**The problem:** Every entry below must appear again, exactly as written.

-- BEGIN Records --

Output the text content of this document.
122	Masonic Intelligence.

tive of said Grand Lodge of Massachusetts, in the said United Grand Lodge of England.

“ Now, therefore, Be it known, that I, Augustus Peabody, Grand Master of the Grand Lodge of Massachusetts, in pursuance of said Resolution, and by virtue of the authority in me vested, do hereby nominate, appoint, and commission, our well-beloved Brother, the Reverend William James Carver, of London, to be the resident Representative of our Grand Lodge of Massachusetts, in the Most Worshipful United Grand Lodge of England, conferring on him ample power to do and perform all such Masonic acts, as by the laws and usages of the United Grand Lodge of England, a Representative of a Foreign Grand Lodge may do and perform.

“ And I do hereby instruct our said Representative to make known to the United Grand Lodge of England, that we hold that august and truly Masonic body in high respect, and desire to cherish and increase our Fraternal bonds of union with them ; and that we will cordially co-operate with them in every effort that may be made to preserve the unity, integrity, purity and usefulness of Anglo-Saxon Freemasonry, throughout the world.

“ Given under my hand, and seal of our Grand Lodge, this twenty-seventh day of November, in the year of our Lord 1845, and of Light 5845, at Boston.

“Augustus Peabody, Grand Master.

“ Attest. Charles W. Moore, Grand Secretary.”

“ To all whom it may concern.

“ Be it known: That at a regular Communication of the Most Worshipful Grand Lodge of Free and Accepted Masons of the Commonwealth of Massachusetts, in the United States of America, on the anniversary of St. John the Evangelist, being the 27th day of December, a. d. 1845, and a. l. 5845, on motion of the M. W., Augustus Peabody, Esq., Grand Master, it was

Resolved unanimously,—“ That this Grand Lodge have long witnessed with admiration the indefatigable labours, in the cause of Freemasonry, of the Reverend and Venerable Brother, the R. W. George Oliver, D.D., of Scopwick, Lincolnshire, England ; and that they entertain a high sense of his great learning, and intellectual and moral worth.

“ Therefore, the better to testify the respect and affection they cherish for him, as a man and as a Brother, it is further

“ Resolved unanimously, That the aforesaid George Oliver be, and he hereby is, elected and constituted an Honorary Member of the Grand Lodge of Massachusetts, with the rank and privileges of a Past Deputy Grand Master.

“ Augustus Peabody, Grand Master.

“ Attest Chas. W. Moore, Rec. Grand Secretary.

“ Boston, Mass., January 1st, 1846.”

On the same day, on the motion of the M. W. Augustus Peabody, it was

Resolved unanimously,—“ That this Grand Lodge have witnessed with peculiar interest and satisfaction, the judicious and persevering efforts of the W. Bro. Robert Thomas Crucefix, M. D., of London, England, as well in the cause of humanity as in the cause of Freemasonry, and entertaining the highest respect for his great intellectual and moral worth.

-- END Records --

**Right answer:**
Output the text content of this document.
122	Masonic Intelligence.

tive of said Grand Lodge of Massachusetts, in the said United Grand Lodge of England.

“ Now, therefore, Be it known, that I, Augustus Peabody, Grand Master of the Grand Lodge of Massachusetts, in pursuance of said Resolution, and by virtue of the authority in me vested, do hereby nominate, appoint, and commission, our well-beloved Brother, the Reverend William James Carver, of London, to be the resident Representative of our Grand Lodge of Massachusetts, in the Most Worshipful United Grand Lodge of England, conferring on him ample power to do and perform all such Masonic acts, as by the laws and usages of the United Grand Lodge of England, a Representative of a Foreign Grand Lodge may do and perform.

“ And I do hereby instruct our said Representative to make known to the United Grand Lodge of England, that we hold that august and truly Masonic body in high respect, and desire to cherish and increase our Fraternal bonds of union with them ; and that we will cordially co-operate with them in every effort that may be made to preserve the unity, integrity, purity and usefulness of Anglo-Saxon Freemasonry, throughout the world.

“ Given under my hand, and seal of our Grand Lodge, this twenty-seventh day of November, in the year of our Lord 1845, and of Light 5845, at Boston.

“Augustus Peabody, Grand Master.

“ Attest. Charles W. Moore, Grand Secretary.”

“ To all whom it may concern.

“ Be it known: That at a regular Communication of the Most Worshipful Grand Lodge of Free and Accepted Masons of the Commonwealth of Massachusetts, in the United States of America, on the anniversary of St. John the Evangelist, being the 27th day of December, a. d. 1845, and a. l. 5845, on motion of the M. W., Augustus Peabody, Esq., Grand Master, it was

Resolved unanimously,—“ That this Grand Lodge have long witnessed with admiration the indefatigable labours, in the cause of Freemasonry, of the Reverend and Venerable Brother, the R. W. George Oliver, D.D., of Scopwick, Lincolnshire, England ; and that they entertain a high sense of his great learning, and intellectual and moral worth.

“ Therefore, the better to testify the respect and affection they cherish for him, as a man and as a Brother, it is further

“ Resolved unanimously, That the aforesaid George Oliver be, and he hereby is, elected and constituted an Honorary Member of the Grand Lodge of Massachusetts, with the rank and privileges of a Past Deputy Grand Master.

“ Augustus Peabody, Grand Master.

“ Attest Chas. W. Moore, Rec. Grand Secretary.

“ Boston, Mass., January 1st, 1846.”

On the same day, on the motion of the M. W. Augustus Peabody, it was

Resolved unanimously,—“ That this Grand Lodge have witnessed with peculiar interest and satisfaction, the judicious and persevering efforts of the W. Bro. Robert Thomas Crucefix, M. D., of London, England, as well in the cause of humanity as in the cause of Freemasonry, and entertaining the highest respect for his great intellectual and moral worth.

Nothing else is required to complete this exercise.